In the records below, find each line with the word "this" and copy it.

<<<<

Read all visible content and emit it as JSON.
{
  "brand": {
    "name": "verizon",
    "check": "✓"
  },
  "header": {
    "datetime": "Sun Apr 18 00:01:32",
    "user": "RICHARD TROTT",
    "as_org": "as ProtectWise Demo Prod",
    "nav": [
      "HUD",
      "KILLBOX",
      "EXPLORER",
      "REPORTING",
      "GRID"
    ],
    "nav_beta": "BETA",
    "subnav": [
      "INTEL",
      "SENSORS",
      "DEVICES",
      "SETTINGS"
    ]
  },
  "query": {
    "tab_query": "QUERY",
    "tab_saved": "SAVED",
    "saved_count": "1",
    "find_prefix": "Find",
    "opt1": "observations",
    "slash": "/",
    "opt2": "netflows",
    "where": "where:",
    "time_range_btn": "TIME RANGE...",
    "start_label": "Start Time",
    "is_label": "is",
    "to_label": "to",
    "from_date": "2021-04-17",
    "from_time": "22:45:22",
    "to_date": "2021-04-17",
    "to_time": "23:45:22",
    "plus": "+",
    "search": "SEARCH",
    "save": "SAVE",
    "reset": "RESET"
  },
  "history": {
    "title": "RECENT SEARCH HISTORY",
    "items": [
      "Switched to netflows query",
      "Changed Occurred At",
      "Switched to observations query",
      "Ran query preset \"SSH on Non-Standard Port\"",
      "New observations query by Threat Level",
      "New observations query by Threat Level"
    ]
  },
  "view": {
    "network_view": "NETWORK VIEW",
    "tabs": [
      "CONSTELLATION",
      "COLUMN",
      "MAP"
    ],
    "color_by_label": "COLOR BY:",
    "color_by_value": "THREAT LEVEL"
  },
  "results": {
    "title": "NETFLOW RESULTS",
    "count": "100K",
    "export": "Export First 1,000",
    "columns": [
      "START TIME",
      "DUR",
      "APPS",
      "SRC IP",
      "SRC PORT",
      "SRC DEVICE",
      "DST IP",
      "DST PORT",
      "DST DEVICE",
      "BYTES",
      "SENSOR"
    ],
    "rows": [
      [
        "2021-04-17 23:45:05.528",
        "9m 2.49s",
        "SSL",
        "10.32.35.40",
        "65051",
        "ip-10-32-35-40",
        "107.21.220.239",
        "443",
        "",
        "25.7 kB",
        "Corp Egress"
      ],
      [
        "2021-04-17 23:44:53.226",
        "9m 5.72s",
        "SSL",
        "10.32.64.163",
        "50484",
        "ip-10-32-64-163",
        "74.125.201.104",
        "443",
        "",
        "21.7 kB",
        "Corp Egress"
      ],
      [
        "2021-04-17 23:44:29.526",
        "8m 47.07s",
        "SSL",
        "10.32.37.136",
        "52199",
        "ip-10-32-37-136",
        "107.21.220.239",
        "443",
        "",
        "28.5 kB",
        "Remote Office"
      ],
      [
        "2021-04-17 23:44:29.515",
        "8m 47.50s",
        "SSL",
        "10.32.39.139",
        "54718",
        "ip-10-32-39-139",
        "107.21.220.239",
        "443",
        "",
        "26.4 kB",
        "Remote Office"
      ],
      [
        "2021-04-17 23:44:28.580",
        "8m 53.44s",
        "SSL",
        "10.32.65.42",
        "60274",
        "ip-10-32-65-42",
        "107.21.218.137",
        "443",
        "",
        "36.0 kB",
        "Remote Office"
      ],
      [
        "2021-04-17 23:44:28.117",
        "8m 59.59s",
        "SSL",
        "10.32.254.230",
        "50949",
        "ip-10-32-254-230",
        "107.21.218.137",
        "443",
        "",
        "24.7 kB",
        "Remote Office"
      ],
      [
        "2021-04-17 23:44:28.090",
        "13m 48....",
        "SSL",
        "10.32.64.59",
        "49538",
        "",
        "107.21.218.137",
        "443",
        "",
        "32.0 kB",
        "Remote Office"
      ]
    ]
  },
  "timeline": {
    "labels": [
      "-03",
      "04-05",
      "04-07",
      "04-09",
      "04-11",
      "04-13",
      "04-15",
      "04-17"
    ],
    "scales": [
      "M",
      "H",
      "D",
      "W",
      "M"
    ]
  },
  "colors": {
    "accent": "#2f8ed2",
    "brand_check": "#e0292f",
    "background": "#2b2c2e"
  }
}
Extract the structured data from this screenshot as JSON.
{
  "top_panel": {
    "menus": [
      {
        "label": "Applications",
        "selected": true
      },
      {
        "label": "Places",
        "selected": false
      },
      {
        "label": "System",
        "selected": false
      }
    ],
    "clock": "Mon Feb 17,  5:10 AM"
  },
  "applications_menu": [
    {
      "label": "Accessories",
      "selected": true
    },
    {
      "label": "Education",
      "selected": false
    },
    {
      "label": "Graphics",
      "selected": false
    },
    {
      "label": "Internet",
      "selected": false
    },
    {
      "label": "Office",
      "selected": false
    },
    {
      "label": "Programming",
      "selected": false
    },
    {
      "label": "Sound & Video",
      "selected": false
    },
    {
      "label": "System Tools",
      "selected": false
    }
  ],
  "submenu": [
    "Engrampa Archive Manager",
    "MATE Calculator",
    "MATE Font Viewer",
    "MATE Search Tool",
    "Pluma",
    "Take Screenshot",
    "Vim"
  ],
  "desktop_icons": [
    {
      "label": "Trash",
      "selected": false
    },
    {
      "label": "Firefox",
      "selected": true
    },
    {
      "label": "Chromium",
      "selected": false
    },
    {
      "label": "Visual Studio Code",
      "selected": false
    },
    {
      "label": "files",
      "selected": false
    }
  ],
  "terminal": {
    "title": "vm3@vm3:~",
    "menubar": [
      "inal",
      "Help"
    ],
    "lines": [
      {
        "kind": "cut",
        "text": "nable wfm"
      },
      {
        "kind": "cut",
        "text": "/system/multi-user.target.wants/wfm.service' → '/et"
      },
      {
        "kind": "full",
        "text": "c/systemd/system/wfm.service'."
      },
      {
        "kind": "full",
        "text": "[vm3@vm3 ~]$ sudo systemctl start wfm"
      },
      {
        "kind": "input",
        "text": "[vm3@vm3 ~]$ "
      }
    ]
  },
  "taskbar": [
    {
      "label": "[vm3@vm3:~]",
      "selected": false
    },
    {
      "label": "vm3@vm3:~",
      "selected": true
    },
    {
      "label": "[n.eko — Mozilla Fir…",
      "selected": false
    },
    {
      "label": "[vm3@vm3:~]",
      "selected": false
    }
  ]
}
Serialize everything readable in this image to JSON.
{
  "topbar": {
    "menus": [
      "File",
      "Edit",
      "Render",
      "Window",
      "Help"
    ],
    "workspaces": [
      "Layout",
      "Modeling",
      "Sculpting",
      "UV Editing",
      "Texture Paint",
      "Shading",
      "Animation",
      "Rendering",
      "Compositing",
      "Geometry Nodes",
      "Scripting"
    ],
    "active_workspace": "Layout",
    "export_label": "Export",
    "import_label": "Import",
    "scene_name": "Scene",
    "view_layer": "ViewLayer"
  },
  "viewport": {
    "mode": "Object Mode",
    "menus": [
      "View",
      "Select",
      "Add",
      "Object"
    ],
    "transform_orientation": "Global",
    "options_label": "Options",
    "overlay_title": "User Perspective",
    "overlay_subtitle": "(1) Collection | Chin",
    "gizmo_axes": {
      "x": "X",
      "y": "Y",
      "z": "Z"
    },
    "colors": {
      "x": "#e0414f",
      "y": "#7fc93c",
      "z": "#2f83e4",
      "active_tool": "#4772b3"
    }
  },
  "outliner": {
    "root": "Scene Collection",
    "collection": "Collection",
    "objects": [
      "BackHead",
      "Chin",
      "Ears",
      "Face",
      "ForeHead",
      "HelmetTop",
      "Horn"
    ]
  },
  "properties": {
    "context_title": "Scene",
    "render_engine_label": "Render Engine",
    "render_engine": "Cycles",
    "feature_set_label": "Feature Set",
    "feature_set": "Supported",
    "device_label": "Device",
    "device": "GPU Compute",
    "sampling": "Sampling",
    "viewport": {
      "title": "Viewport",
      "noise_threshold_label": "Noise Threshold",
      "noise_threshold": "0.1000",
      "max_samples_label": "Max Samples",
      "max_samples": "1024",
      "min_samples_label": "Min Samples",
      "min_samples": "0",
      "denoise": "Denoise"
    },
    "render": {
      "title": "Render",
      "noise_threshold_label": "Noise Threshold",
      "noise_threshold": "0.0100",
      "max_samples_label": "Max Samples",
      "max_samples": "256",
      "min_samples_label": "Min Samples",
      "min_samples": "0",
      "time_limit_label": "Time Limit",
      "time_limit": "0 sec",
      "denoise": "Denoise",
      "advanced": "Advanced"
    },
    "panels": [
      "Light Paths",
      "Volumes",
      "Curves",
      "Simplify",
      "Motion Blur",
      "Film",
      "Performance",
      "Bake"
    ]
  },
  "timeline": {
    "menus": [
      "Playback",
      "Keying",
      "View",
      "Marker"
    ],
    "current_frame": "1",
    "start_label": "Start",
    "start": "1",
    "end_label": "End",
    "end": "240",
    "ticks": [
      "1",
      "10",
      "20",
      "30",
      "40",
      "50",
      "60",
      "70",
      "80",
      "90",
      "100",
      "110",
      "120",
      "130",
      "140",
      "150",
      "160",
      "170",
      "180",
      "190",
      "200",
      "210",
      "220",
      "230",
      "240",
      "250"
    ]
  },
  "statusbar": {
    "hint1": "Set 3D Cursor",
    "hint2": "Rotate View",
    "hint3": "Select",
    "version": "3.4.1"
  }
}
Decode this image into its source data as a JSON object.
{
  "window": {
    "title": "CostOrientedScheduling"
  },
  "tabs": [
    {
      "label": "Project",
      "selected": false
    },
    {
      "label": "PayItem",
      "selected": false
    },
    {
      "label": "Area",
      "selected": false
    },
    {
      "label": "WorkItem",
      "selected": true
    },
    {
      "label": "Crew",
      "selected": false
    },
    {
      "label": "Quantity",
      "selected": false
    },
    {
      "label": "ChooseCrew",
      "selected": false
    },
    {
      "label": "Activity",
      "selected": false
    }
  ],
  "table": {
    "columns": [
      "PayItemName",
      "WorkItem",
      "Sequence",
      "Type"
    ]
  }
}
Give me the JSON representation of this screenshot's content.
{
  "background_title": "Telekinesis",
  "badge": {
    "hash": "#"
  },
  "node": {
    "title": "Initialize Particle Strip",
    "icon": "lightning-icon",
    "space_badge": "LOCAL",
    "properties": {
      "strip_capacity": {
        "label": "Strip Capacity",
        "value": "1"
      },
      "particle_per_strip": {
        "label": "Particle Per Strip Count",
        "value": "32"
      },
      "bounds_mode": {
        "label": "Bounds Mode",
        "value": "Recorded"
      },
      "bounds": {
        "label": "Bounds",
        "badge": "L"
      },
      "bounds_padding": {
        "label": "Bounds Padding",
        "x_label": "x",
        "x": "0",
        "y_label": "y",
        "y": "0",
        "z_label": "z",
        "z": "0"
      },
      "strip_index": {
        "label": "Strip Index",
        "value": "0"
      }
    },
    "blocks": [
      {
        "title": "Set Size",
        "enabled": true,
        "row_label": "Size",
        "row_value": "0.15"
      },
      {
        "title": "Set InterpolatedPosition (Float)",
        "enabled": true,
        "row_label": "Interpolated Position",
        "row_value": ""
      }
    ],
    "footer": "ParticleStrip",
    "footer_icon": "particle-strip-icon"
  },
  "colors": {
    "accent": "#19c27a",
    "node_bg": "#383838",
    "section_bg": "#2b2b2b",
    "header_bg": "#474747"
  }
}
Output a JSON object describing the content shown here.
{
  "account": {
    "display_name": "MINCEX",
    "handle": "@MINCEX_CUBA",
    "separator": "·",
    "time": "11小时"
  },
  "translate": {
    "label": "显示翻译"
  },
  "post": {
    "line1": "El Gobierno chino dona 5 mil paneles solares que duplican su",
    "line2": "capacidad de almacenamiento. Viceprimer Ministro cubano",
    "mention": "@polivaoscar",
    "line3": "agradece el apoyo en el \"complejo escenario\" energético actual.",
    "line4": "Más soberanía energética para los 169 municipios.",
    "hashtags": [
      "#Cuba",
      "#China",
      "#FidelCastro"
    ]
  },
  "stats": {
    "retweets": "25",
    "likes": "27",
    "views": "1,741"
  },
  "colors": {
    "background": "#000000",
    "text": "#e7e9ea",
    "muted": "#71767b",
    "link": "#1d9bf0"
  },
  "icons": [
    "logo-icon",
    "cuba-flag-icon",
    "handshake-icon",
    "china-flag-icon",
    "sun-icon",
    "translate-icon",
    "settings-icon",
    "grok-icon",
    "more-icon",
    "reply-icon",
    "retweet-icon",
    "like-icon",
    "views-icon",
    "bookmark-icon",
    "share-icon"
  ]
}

>>>>

§ **EXERCISE OUTPUT**:
Extract the structured data from this screenshot as JSON.
Serialize everything readable in this image to JSON.
Decode this image into its source data as a JSON object.
Give me the JSON representation of this screenshot's content.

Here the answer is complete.